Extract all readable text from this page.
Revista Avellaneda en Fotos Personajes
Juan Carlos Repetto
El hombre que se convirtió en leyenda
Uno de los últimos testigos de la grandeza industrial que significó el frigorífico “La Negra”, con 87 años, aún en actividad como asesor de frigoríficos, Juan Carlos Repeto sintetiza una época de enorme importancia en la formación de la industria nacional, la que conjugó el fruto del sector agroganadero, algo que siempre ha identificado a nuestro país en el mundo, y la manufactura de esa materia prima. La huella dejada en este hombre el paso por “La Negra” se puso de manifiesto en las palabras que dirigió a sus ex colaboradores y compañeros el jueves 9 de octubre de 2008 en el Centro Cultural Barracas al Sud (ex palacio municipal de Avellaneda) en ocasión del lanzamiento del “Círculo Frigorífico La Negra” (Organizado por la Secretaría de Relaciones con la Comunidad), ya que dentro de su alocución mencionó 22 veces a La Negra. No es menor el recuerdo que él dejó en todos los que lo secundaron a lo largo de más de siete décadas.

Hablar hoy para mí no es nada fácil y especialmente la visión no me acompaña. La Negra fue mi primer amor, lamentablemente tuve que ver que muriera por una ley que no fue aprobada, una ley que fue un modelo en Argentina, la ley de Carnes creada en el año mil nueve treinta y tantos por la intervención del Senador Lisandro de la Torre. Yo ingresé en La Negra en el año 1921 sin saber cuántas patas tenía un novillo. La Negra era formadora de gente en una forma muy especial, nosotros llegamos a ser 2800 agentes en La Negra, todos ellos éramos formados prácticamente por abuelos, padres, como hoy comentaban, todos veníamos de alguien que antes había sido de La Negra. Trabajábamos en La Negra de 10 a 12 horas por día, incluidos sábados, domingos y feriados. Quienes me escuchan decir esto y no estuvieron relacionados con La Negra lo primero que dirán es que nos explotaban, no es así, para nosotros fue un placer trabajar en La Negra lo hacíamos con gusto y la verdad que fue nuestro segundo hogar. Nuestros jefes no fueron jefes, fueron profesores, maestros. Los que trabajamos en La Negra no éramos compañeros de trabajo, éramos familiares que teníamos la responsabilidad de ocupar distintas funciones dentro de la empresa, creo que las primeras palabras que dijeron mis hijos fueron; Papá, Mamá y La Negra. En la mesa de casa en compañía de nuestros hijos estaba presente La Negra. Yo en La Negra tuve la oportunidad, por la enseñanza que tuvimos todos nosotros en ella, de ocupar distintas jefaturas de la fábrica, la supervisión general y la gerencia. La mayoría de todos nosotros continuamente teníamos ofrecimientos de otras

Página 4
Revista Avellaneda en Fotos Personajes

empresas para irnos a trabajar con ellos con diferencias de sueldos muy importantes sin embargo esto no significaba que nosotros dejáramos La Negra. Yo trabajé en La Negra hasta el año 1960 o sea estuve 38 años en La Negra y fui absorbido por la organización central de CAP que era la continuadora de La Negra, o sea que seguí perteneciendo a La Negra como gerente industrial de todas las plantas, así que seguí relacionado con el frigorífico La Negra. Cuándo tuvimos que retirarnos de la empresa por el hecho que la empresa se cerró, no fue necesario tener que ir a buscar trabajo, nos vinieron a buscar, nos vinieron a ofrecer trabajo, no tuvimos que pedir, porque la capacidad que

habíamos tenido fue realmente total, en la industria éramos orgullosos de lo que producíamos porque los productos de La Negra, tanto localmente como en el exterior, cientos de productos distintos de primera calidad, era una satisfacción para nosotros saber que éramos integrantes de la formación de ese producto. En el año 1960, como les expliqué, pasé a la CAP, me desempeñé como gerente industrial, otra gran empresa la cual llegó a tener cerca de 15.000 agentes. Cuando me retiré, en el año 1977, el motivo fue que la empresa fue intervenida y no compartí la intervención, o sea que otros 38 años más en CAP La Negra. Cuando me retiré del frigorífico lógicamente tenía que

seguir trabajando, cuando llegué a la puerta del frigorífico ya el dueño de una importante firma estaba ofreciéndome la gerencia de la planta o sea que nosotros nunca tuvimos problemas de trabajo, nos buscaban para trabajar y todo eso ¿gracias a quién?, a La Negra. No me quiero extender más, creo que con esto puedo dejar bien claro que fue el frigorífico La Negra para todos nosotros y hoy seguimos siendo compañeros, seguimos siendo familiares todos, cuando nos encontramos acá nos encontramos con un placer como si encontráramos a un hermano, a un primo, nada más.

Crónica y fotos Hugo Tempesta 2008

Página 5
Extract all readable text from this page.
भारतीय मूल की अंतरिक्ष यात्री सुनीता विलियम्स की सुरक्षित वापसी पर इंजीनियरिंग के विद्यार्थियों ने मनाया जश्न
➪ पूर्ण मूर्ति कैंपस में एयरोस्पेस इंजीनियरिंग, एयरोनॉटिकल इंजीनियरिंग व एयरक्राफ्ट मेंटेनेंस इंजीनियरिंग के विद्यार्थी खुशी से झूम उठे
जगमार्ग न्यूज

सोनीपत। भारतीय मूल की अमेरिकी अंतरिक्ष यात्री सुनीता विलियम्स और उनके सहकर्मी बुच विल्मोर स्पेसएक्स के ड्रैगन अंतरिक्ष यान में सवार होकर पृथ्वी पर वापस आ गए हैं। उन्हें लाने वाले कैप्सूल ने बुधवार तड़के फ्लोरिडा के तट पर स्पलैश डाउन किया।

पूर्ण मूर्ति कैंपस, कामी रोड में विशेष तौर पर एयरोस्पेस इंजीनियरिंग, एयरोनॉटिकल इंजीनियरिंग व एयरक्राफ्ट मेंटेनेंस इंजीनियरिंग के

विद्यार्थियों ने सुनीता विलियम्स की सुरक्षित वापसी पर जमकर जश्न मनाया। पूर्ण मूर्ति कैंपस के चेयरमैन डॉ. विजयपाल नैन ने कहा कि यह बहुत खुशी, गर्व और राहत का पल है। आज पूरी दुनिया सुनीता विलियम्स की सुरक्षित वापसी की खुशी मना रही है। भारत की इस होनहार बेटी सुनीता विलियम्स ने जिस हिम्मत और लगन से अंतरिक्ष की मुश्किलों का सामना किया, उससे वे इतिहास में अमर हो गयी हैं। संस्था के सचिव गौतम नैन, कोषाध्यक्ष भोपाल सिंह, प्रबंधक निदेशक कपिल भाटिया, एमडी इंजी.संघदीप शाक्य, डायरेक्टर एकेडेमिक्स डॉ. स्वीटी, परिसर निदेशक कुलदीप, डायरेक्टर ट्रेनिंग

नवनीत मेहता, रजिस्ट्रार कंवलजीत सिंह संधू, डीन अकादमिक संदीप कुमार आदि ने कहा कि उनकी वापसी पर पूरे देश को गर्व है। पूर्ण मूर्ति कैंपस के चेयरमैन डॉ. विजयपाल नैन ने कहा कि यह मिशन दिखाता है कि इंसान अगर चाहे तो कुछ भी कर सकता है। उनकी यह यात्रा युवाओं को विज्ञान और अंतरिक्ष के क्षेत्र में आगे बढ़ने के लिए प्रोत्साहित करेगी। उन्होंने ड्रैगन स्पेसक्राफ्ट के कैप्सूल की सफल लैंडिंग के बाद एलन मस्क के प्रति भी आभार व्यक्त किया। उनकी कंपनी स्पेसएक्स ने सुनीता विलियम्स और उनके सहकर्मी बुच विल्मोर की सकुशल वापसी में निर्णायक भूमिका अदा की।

════════════════

__Work to complete__. Reproduce each record exactly, leaving nothing out.

__Written solution__.
Extract all readable text from this page.
Revista Avellaneda en Fotos Personajes
Juan Carlos Repetto
El hombre que se convirtió en leyenda
Uno de los últimos testigos de la grandeza industrial que significó el frigorífico “La Negra”, con 87 años, aún en actividad como asesor de frigoríficos, Juan Carlos Repeto sintetiza una época de enorme importancia en la formación de la industria nacional, la que conjugó el fruto del sector agroganadero, algo que siempre ha identificado a nuestro país en el mundo, y la manufactura de esa materia prima. La huella dejada en este hombre el paso por “La Negra” se puso de manifiesto en las palabras que dirigió a sus ex colaboradores y compañeros el jueves 9 de octubre de 2008 en el Centro Cultural Barracas al Sud (ex palacio municipal de Avellaneda) en ocasión del lanzamiento del “Círculo Frigorífico La Negra” (Organizado por la Secretaría de Relaciones con la Comunidad), ya que dentro de su alocución mencionó 22 veces a La Negra. No es menor el recuerdo que él dejó en todos los que lo secundaron a lo largo de más de siete décadas.

Hablar hoy para mí no es nada fácil y especialmente la visión no me acompaña. La Negra fue mi primer amor, lamentablemente tuve que ver que muriera por una ley que no fue aprobada, una ley que fue un modelo en Argentina, la ley de Carnes creada en el año mil nueve treinta y tantos por la intervención del Senador Lisandro de la Torre. Yo ingresé en La Negra en el año 1921 sin saber cuántas patas tenía un novillo. La Negra era formadora de gente en una forma muy especial, nosotros llegamos a ser 2800 agentes en La Negra, todos ellos éramos formados prácticamente por abuelos, padres, como hoy comentaban, todos veníamos de alguien que antes había sido de La Negra. Trabajábamos en La Negra de 10 a 12 horas por día, incluidos sábados, domingos y feriados. Quienes me escuchan decir esto y no estuvieron relacionados con La Negra lo primero que dirán es que nos explotaban, no es así, para nosotros fue un placer trabajar en La Negra lo hacíamos con gusto y la verdad que fue nuestro segundo hogar. Nuestros jefes no fueron jefes, fueron profesores, maestros. Los que trabajamos en La Negra no éramos compañeros de trabajo, éramos familiares que teníamos la responsabilidad de ocupar distintas funciones dentro de la empresa, creo que las primeras palabras que dijeron mis hijos fueron; Papá, Mamá y La Negra. En la mesa de casa en compañía de nuestros hijos estaba presente La Negra. Yo en La Negra tuve la oportunidad, por la enseñanza que tuvimos todos nosotros en ella, de ocupar distintas jefaturas de la fábrica, la supervisión general y la gerencia. La mayoría de todos nosotros continuamente teníamos ofrecimientos de otras

Página 4
Revista Avellaneda en Fotos Personajes

empresas para irnos a trabajar con ellos con diferencias de sueldos muy importantes sin embargo esto no significaba que nosotros dejáramos La Negra. Yo trabajé en La Negra hasta el año 1960 o sea estuve 38 años en La Negra y fui absorbido por la organización central de CAP que era la continuadora de La Negra, o sea que seguí perteneciendo a La Negra como gerente industrial de todas las plantas, así que seguí relacionado con el frigorífico La Negra. Cuándo tuvimos que retirarnos de la empresa por el hecho que la empresa se cerró, no fue necesario tener que ir a buscar trabajo, nos vinieron a buscar, nos vinieron a ofrecer trabajo, no tuvimos que pedir, porque la capacidad que

habíamos tenido fue realmente total, en la industria éramos orgullosos de lo que producíamos porque los productos de La Negra, tanto localmente como en el exterior, cientos de productos distintos de primera calidad, era una satisfacción para nosotros saber que éramos integrantes de la formación de ese producto. En el año 1960, como les expliqué, pasé a la CAP, me desempeñé como gerente industrial, otra gran empresa la cual llegó a tener cerca de 15.000 agentes. Cuando me retiré, en el año 1977, el motivo fue que la empresa fue intervenida y no compartí la intervención, o sea que otros 38 años más en CAP La Negra. Cuando me retiré del frigorífico lógicamente tenía que

seguir trabajando, cuando llegué a la puerta del frigorífico ya el dueño de una importante firma estaba ofreciéndome la gerencia de la planta o sea que nosotros nunca tuvimos problemas de trabajo, nos buscaban para trabajar y todo eso ¿gracias a quién?, a La Negra. No me quiero extender más, creo que con esto puedo dejar bien claro que fue el frigorífico La Negra para todos nosotros y hoy seguimos siendo compañeros, seguimos siendo familiares todos, cuando nos encontramos acá nos encontramos con un placer como si encontráramos a un hermano, a un primo, nada más.

Crónica y fotos Hugo Tempesta 2008

Página 5
Extract all readable text from this page.
भारतीय मूल की अंतरिक्ष यात्री सुनीता विलियम्स की सुरक्षित वापसी पर इंजीनियरिंग के विद्यार्थियों ने मनाया जश्न
➪ पूर्ण मूर्ति कैंपस में एयरोस्पेस इंजीनियरिंग, एयरोनॉटिकल इंजीनियरिंग व एयरक्राफ्ट मेंटेनेंस इंजीनियरिंग के विद्यार्थी खुशी से झूम उठे
जगमार्ग न्यूज

सोनीपत। भारतीय मूल की अमेरिकी अंतरिक्ष यात्री सुनीता विलियम्स और उनके सहकर्मी बुच विल्मोर स्पेसएक्स के ड्रैगन अंतरिक्ष यान में सवार होकर पृथ्वी पर वापस आ गए हैं। उन्हें लाने वाले कैप्सूल ने बुधवार तड़के फ्लोरिडा के तट पर स्पलैश डाउन किया।

पूर्ण मूर्ति कैंपस, कामी रोड में विशेष तौर पर एयरोस्पेस इंजीनियरिंग, एयरोनॉटिकल इंजीनियरिंग व एयरक्राफ्ट मेंटेनेंस इंजीनियरिंग के

विद्यार्थियों ने सुनीता विलियम्स की सुरक्षित वापसी पर जमकर जश्न मनाया। पूर्ण मूर्ति कैंपस के चेयरमैन डॉ. विजयपाल नैन ने कहा कि यह बहुत खुशी, गर्व और राहत का पल है। आज पूरी दुनिया सुनीता विलियम्स की सुरक्षित वापसी की खुशी मना रही है। भारत की इस होनहार बेटी सुनीता विलियम्स ने जिस हिम्मत और लगन से अंतरिक्ष की मुश्किलों का सामना किया, उससे वे इतिहास में अमर हो गयी हैं। संस्था के सचिव गौतम नैन, कोषाध्यक्ष भोपाल सिंह, प्रबंधक निदेशक कपिल भाटिया, एमडी इंजी.संघदीप शाक्य, डायरेक्टर एकेडेमिक्स डॉ. स्वीटी, परिसर निदेशक कुलदीप, डायरेक्टर ट्रेनिंग

नवनीत मेहता, रजिस्ट्रार कंवलजीत सिंह संधू, डीन अकादमिक संदीप कुमार आदि ने कहा कि उनकी वापसी पर पूरे देश को गर्व है। पूर्ण मूर्ति कैंपस के चेयरमैन डॉ. विजयपाल नैन ने कहा कि यह मिशन दिखाता है कि इंसान अगर चाहे तो कुछ भी कर सकता है। उनकी यह यात्रा युवाओं को विज्ञान और अंतरिक्ष के क्षेत्र में आगे बढ़ने के लिए प्रोत्साहित करेगी। उन्होंने ड्रैगन स्पेसक्राफ्ट के कैप्सूल की सफल लैंडिंग के बाद एलन मस्क के प्रति भी आभार व्यक्त किया। उनकी कंपनी स्पेसएक्स ने सुनीता विलियम्स और उनके सहकर्मी बुच विल्मोर की सकुशल वापसी में निर्णायक भूमिका अदा की।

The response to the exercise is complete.